— START Records —
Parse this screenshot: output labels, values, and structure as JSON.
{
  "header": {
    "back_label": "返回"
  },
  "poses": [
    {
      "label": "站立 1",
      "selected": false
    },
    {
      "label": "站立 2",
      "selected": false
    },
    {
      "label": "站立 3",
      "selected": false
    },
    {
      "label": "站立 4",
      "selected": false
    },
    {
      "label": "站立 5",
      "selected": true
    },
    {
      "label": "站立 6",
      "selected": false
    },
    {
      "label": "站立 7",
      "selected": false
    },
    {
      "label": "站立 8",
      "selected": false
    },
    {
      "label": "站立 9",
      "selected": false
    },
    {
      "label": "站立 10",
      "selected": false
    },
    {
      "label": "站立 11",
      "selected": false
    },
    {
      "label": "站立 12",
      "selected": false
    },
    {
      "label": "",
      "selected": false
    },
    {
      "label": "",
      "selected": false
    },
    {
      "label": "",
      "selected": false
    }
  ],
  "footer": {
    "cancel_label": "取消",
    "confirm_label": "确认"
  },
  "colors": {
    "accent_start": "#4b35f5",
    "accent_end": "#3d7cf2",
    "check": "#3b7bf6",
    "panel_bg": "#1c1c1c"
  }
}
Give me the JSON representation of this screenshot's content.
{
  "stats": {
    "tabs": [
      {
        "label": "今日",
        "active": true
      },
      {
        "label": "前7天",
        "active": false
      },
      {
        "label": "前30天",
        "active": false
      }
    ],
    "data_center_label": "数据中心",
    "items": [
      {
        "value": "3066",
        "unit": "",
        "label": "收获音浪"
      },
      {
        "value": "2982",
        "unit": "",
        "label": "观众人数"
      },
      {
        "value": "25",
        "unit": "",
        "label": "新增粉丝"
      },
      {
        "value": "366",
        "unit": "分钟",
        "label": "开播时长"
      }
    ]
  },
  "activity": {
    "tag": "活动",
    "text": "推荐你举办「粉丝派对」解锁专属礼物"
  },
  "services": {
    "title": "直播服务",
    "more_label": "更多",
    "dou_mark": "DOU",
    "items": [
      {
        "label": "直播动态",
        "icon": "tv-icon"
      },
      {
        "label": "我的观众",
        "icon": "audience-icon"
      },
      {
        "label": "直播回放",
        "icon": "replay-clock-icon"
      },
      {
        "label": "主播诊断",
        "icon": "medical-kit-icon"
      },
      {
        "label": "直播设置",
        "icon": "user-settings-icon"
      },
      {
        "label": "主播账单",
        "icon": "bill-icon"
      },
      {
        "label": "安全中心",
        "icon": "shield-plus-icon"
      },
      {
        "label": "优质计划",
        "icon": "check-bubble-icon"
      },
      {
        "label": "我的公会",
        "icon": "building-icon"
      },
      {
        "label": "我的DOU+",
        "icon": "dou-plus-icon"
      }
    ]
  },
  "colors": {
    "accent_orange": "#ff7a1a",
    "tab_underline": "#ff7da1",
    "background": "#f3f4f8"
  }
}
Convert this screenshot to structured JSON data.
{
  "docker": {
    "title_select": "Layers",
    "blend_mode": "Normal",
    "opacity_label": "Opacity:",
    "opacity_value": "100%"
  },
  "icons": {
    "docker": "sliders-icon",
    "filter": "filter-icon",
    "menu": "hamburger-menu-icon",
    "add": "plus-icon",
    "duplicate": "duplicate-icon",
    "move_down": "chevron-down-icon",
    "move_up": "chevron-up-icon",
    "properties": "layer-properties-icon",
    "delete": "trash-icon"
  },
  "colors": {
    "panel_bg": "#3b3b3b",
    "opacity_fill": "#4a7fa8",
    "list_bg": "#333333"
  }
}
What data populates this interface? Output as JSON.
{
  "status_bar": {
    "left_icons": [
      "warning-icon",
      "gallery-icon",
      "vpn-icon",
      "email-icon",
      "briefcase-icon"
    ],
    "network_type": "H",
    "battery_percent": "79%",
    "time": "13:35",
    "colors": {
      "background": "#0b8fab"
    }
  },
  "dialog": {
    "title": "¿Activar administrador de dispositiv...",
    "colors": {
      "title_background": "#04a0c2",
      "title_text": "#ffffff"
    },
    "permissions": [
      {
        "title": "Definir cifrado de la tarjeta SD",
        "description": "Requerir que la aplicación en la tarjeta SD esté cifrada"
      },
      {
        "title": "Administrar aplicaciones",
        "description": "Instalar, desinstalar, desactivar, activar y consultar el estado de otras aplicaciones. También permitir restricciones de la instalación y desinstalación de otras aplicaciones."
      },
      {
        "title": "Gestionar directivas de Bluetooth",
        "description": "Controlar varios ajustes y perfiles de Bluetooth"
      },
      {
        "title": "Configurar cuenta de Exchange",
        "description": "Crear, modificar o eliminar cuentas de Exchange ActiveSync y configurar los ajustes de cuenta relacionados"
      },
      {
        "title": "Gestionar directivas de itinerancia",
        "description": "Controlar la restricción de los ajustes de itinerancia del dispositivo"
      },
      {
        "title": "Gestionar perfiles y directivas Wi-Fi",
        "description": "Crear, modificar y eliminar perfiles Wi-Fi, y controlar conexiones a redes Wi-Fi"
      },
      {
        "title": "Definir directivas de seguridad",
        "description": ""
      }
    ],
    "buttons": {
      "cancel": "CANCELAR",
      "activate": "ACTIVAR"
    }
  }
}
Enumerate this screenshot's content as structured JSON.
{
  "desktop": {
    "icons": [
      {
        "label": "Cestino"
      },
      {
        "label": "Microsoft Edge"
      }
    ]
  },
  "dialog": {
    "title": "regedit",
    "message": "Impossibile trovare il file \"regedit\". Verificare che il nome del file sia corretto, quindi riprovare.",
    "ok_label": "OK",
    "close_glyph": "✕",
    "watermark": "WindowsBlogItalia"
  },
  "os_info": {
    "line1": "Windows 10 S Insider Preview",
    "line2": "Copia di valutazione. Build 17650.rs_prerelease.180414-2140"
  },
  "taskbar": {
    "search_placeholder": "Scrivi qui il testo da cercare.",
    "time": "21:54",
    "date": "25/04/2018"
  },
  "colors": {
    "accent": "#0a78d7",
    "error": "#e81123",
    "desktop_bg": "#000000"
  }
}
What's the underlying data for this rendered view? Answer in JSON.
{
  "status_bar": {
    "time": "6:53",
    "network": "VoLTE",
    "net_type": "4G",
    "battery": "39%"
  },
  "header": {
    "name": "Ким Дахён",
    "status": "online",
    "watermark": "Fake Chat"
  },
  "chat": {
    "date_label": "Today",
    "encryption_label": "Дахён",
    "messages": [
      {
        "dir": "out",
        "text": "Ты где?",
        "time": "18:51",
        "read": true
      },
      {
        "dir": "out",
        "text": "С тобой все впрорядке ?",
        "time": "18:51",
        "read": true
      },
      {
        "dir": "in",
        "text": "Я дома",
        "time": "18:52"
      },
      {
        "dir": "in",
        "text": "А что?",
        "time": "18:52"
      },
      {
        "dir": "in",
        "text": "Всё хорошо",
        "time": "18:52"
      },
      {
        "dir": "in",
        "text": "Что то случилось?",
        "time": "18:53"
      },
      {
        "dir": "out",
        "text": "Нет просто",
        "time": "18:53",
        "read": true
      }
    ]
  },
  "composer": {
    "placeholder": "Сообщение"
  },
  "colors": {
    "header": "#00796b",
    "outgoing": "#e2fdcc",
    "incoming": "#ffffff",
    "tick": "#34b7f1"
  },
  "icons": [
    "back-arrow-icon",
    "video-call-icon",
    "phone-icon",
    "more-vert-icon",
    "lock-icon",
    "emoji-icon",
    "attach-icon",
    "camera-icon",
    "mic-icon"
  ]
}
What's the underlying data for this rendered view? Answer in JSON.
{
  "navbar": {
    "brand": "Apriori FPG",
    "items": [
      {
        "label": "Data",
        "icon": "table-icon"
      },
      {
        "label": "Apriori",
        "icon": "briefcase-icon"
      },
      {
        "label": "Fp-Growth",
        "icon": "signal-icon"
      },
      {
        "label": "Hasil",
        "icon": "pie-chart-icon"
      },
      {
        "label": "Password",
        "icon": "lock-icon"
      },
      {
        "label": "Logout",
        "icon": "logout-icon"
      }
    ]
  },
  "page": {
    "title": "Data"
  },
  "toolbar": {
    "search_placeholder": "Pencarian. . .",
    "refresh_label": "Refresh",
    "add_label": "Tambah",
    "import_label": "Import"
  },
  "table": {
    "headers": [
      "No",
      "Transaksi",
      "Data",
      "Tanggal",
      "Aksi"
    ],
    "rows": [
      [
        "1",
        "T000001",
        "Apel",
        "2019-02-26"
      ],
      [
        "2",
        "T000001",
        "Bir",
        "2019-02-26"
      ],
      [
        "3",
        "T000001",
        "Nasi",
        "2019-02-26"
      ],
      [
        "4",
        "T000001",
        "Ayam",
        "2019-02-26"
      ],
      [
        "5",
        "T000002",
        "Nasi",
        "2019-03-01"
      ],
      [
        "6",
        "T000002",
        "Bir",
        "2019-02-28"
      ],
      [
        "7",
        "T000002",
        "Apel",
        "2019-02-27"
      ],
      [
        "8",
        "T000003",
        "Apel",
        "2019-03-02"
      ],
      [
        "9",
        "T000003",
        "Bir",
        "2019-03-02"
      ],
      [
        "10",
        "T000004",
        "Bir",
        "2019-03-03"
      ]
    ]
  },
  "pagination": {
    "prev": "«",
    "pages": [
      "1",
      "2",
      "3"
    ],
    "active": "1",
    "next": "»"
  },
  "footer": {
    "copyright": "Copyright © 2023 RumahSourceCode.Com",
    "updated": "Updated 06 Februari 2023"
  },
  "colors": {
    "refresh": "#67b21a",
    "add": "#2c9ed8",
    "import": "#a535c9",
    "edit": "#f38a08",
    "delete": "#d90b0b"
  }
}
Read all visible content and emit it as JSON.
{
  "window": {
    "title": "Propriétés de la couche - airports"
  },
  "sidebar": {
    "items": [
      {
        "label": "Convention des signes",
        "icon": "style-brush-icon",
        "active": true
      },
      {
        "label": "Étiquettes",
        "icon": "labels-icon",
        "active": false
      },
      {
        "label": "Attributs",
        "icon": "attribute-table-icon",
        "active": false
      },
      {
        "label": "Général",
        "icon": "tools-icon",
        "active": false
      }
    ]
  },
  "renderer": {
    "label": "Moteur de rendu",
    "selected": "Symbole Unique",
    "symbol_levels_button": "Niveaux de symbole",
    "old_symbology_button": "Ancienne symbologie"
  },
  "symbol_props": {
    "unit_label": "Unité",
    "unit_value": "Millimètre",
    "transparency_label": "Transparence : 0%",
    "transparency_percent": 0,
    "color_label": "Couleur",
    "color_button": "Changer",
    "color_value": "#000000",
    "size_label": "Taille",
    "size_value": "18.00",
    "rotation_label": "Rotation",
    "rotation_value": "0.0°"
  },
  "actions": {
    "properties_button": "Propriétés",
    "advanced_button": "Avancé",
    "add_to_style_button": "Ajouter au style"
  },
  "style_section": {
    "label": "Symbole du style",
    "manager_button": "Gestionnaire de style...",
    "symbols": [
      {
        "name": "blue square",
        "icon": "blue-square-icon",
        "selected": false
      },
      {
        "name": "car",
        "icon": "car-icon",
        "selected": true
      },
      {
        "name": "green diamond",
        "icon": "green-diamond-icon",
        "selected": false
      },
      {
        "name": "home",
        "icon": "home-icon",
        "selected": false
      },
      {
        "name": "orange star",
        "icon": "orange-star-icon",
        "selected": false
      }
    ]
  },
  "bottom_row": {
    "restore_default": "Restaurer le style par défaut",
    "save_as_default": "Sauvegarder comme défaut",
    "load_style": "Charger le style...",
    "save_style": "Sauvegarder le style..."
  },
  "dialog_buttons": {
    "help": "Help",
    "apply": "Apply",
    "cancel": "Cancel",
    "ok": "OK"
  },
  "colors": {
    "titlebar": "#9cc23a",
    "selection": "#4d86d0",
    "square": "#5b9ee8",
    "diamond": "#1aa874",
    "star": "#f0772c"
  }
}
— END Records —
[What you will do]
Pull every line holding "watermark" out of the records.

[Response]
    "watermark": "WindowsBlogItalia"
    "watermark": "Fake Chat"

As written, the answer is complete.